▶ **Exercise**:
Copy out all lines that hold "perfect".

▶ **Collected data**:
============================================================

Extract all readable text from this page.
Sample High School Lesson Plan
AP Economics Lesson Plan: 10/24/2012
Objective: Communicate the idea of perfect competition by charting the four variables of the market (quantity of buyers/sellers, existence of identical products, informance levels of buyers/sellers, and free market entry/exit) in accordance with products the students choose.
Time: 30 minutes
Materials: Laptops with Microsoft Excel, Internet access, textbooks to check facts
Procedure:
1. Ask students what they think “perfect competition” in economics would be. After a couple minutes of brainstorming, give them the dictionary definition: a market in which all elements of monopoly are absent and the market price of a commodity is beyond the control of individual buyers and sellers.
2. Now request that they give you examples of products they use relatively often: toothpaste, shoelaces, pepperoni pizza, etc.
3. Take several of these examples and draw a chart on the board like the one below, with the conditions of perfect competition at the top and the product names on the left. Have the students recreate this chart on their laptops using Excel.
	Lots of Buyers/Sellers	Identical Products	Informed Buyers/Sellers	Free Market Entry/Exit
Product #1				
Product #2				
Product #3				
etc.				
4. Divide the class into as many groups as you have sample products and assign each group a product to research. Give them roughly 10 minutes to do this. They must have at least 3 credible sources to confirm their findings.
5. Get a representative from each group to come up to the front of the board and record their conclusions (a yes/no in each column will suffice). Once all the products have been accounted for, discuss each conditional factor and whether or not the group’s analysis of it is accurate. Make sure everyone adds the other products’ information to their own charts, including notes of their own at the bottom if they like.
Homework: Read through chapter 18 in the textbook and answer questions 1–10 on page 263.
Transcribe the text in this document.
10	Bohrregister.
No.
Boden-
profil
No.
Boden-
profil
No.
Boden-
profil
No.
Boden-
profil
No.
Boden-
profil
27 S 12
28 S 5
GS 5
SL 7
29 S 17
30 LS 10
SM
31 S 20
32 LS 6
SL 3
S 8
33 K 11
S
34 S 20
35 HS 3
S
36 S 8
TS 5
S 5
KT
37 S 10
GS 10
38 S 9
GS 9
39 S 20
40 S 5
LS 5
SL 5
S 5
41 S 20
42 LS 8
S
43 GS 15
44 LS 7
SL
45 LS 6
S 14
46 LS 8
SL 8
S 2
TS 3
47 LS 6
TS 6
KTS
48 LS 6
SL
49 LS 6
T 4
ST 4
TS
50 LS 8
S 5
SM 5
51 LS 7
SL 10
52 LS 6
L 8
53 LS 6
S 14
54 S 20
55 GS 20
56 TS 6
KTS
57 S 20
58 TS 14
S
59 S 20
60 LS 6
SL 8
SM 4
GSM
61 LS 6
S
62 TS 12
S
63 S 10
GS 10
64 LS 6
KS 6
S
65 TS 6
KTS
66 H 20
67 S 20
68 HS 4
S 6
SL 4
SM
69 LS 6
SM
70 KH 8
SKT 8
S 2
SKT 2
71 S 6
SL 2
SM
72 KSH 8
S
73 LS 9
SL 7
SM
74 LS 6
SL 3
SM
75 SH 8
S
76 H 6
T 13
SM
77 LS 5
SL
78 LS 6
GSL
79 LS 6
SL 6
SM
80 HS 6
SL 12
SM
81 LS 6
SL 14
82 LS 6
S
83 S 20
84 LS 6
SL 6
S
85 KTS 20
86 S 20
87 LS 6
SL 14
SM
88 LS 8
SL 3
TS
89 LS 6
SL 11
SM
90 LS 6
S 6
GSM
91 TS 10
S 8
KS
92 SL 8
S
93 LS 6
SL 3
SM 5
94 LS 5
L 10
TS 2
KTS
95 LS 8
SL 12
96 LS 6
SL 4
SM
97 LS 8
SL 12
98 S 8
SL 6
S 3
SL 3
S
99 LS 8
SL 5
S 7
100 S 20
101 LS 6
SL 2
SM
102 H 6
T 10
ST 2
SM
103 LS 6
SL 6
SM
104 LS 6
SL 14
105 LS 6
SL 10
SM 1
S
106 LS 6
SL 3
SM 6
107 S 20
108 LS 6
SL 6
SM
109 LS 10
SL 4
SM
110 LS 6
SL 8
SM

============================================================

▶ **Expected answer**:
Objective: Communicate the idea of perfect competition by charting the four variables of the market (quantity of buyers/sellers, existence of identical products, informance levels of buyers/sellers, and free market entry/exit) in accordance with products the students choose.
1. Ask students what they think “perfect competition” in economics would be. After a couple minutes of brainstorming, give them the dictionary definition: a market in which all elements of monopoly are absent and the market price of a commodity is beyond the control of individual buyers and sellers.
3. Take several of these examples and draw a chart on the board like the one below, with the conditions of perfect competition at the top and the product names on the left. Have the students recreate this chart on their laptops using Excel.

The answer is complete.